» PROBLEM: Your task is to output the listing word for word, with pictures excluded.

» DATASET CONTENT:
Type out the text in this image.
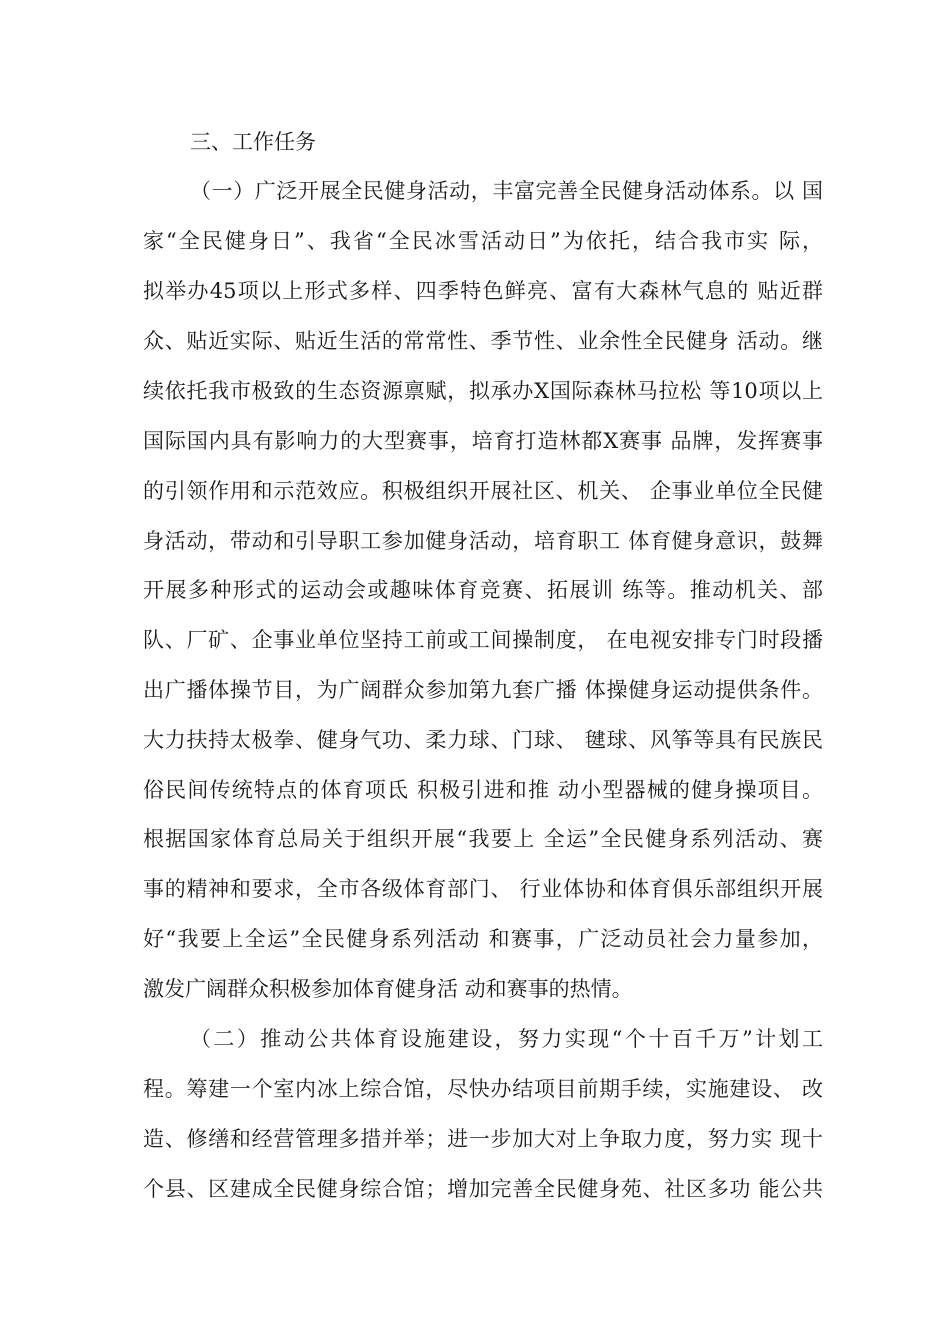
三、工作任务
（一）广泛开展全民健身活动，丰富完善全民健身活动体系。以 国
家“全民健身日”、我省“全民冰雪活动日”为依托，结合我市实 际，
拟举办45项以上形式多样、四季特色鲜亮、富有大森林气息的 贴近群
众、贴近实际、贴近生活的常常性、季节性、业余性全民健身 活动。继
续依托我市极致的生态资源禀赋，拟承办X国际森林马拉松 等10项以上
国际国内具有影响力的大型赛事，培育打造林都X赛事 品牌，发挥赛事
的引领作用和示范效应。积极组织开展社区、机关、 企事业单位全民健
身活动，带动和引导职工参加健身活动，培育职工 体育健身意识，鼓舞
开展多种形式的运动会或趣味体育竞赛、拓展训 练等。推动机关、部
队、厂矿、企事业单位坚持工前或工间操制度， 在电视安排专门时段播
出广播体操节目，为广阔群众参加第九套广播 体操健身运动提供条件。
大力扶持太极拳、健身气功、柔力球、门球、 毽球、风筝等具有民族民
俗民间传统特点的体育项氐 积极引进和推 动小型器械的健身操项目。
根据国家体育总局关于组织开展“我要上 全运”全民健身系列活动、赛
事的精神和要求，全市各级体育部门、 行业体协和体育俱乐部组织开展
好“我要上全运”全民健身系列活动 和赛事，广泛动员社会力量参加，
激发广阔群众积极参加体育健身活 动和赛事的热情。
（二）推动公共体育设施建设，努力实现“个十百千万”计划工
程。筹建一个室内冰上综合馆，尽快办结项目前期手续，实施建设、 改
造、修缮和经营管理多措并举；进一步加大对上争取力度，努力实 现十
个县、区建成全民健身综合馆；增加完善全民健身苑、社区多功 能公共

» FINISHED EXERCISE:
Type out the text in this image.
三、工作任务
（一）广泛开展全民健身活动，丰富完善全民健身活动体系。以 国
家“全民健身日”、我省“全民冰雪活动日”为依托，结合我市实 际，
拟举办45项以上形式多样、四季特色鲜亮、富有大森林气息的 贴近群
众、贴近实际、贴近生活的常常性、季节性、业余性全民健身 活动。继
续依托我市极致的生态资源禀赋，拟承办X国际森林马拉松 等10项以上
国际国内具有影响力的大型赛事，培育打造林都X赛事 品牌，发挥赛事
的引领作用和示范效应。积极组织开展社区、机关、 企事业单位全民健
身活动，带动和引导职工参加健身活动，培育职工 体育健身意识，鼓舞
开展多种形式的运动会或趣味体育竞赛、拓展训 练等。推动机关、部
队、厂矿、企事业单位坚持工前或工间操制度， 在电视安排专门时段播
出广播体操节目，为广阔群众参加第九套广播 体操健身运动提供条件。
大力扶持太极拳、健身气功、柔力球、门球、 毽球、风筝等具有民族民
俗民间传统特点的体育项氐 积极引进和推 动小型器械的健身操项目。
根据国家体育总局关于组织开展“我要上 全运”全民健身系列活动、赛
事的精神和要求，全市各级体育部门、 行业体协和体育俱乐部组织开展
好“我要上全运”全民健身系列活动 和赛事，广泛动员社会力量参加，
激发广阔群众积极参加体育健身活 动和赛事的热情。
（二）推动公共体育设施建设，努力实现“个十百千万”计划工
程。筹建一个室内冰上综合馆，尽快办结项目前期手续，实施建设、 改
造、修缮和经营管理多措并举；进一步加大对上争取力度，努力实 现十
个县、区建成全民健身综合馆；增加完善全民健身苑、社区多功 能公共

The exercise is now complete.